必須課題 1: 次のリストから、「315, 779, 341]」を含む行以降、「155, 159, 315]」を含む行までを両端の行も含めて一字一句そのまま書き写してください。

出典抜粋:
>>>
インフォマートと東京大学の共同研究論文が最優秀賞を受賞:AIでデータ活用を加速させる「合成データ」の新しい技術とは?

生成AI(Generative AI)

インフォマートと東京大学の共同研究チームが、AIを活用した新しいデータ生成技術に関する論文で「第6回とめ研究所若手研究者懸賞論文」の最優秀賞を受賞しました。この研究は、プライバシーを守りながら、もっと多くのデータをAIで活用できるようにする「合成データ」を作る技術を進化させたものです。

表彰式

合成データとは?

「合成データ」とは、実際のデータと似た特徴を持つようにAIが作り出した、架空のデータのことです。個人情報など、見せてはいけない情報が含まれる実際のデータをそのまま使うと、プライバシーの問題が出てきます。そこで、合成データを使うことで、プライバシーを守りつつ、AIの研究開発やデータ分析を安全に進めることができます。
<<<
データ部:
>>>
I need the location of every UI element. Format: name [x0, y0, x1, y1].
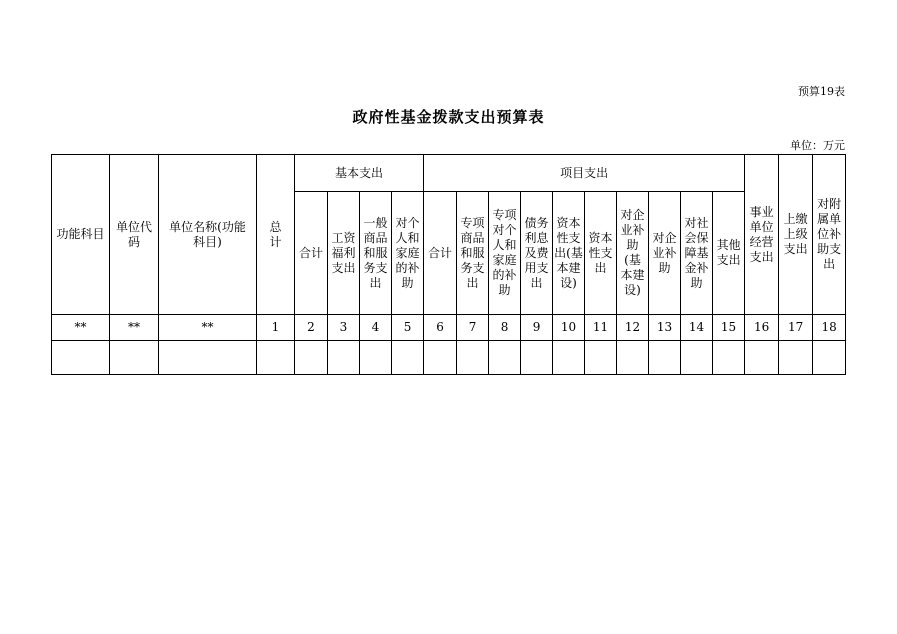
index-cell: 16	[745, 315, 779, 341]
index-cell: 10	[553, 315, 585, 341]
header-row-group	[52, 155, 846, 192]
header-func-subject: 功能科目	[52, 155, 110, 315]
header-project-col: 对企 业补 助	[649, 192, 681, 315]
data-cell	[779, 341, 813, 375]
header-unit-code: 单位代 码	[110, 155, 159, 315]
data-cell	[649, 341, 681, 375]
index-cell: 1	[257, 315, 295, 341]
index-cell: **	[52, 315, 110, 341]
header-basic-col: 合计	[295, 192, 328, 315]
data-cell	[813, 341, 846, 375]
header-basic: 基本支出	[295, 155, 424, 192]
index-cell: 5	[392, 315, 424, 341]
data-cell	[110, 341, 159, 375]
table-row	[52, 341, 846, 375]
header-project-col: 专项 对个 人和 家庭 的补 助	[489, 192, 521, 315]
header-basic-col: 工资 福利 支出	[328, 192, 360, 315]
header-project: 项目支出	[424, 155, 745, 192]
index-cell: 12	[617, 315, 649, 341]
index-cell: 11	[585, 315, 617, 341]
data-cell	[553, 341, 585, 375]
header-tail-col: 对附 属单 位补 助支 出	[813, 155, 846, 315]
header-tail-col: 上缴 上级 支出	[779, 155, 813, 315]
header-project-col: 资本 性支 出	[585, 192, 617, 315]
header-project-col: 对社 会保 障基 金补 助	[681, 192, 713, 315]
data-cell	[681, 341, 713, 375]
header-project-col: 专项 商品 和服 务支 出	[457, 192, 489, 315]
index-cell: 13	[649, 315, 681, 341]
form-number: 预算19表	[798, 85, 845, 98]
data-cell	[617, 341, 649, 375]
index-cell: 2	[295, 315, 328, 341]
budget-table	[51, 154, 846, 375]
index-cell: 14	[681, 315, 713, 341]
index-cell: 6	[424, 315, 457, 341]
data-cell	[295, 341, 328, 375]
data-cell	[745, 341, 779, 375]
header-unit-name: 单位名称(功能 科目)	[159, 155, 257, 315]
index-cell: **	[159, 315, 257, 341]
data-cell	[457, 341, 489, 375]
page-title: 政府性基金拨款支出预算表	[352, 108, 545, 126]
data-cell	[392, 341, 424, 375]
index-cell: 8	[489, 315, 521, 341]
data-cell	[521, 341, 553, 375]
data-cell	[713, 341, 745, 375]
data-cell	[585, 341, 617, 375]
index-cell: 4	[360, 315, 392, 341]
index-cell: **	[110, 315, 159, 341]
header-basic-col: 对个 人和 家庭 的补 助	[392, 192, 424, 315]
index-cell: 18	[813, 315, 846, 341]
index-cell: 9	[521, 315, 553, 341]
index-cell: 3	[328, 315, 360, 341]
header-tail-col: 事业 单位 经营 支出	[745, 155, 779, 315]
data-cell	[257, 341, 295, 375]
data-cell	[424, 341, 457, 375]
header-project-col: 合计	[424, 192, 457, 315]
index-cell: 15	[713, 315, 745, 341]
unit-label: 单位：万元	[790, 139, 845, 152]
header-total: 总 计	[257, 155, 295, 315]
index-row	[52, 315, 846, 341]
header-basic-col: 一般 商品 和服 务支 出	[360, 192, 392, 315]
header-project-col: 其他 支出	[713, 192, 745, 315]
data-cell	[328, 341, 360, 375]
data-cell	[360, 341, 392, 375]
header-project-col: 对企 业补 助 (基 本建 设)	[617, 192, 649, 315]
data-cell	[52, 341, 110, 375]
index-cell: 17	[779, 315, 813, 341]
header-project-col: 资本 性支 出(基 本建 设)	[553, 192, 585, 315]
header-project-col: 债务 利息 及费 用支 出	[521, 192, 553, 315]
data-cell	[489, 341, 521, 375]
index-cell: 7	[457, 315, 489, 341]
data-cell	[159, 341, 257, 375]
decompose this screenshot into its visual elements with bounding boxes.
<<<
必須課題 2: 上の合成データ技術に関する記事を、最後の文の後から続けて書いてください。

演習結果 1:
index-cell: 16	[745, 315, 779, 341]
index-cell: 10	[553, 315, 585, 341]
header-row-group	[52, 155, 846, 192]
header-func-subject: 功能科目	[52, 155, 110, 315]
header-project-col: 对企 业补 助	[649, 192, 681, 315]
data-cell	[779, 341, 813, 375]
header-unit-code: 单位代 码	[110, 155, 159, 315]

演習結果 2:
これまでの合成データは、統計的な数字は本物と似ていても、データ同士の関係性(例えば「Aという商品を買う人はBという商品も買う」といった論理的なつながり)がうまく再現できないという課題がありました。この課題を解決するために開発されたのが「KGSynX(ケージーシンクス)」という新しい技術です。

KGSynXの画期的なアプローチ

KGSynXは、次の3つの技術を組み合わせて、より本物に近い合成データを作り出します。

  1. 知識グラフ:データ同士の関係性を図のように表現する技術です。これにより、データが持つ意味や構造をAIが理解しやすくなります。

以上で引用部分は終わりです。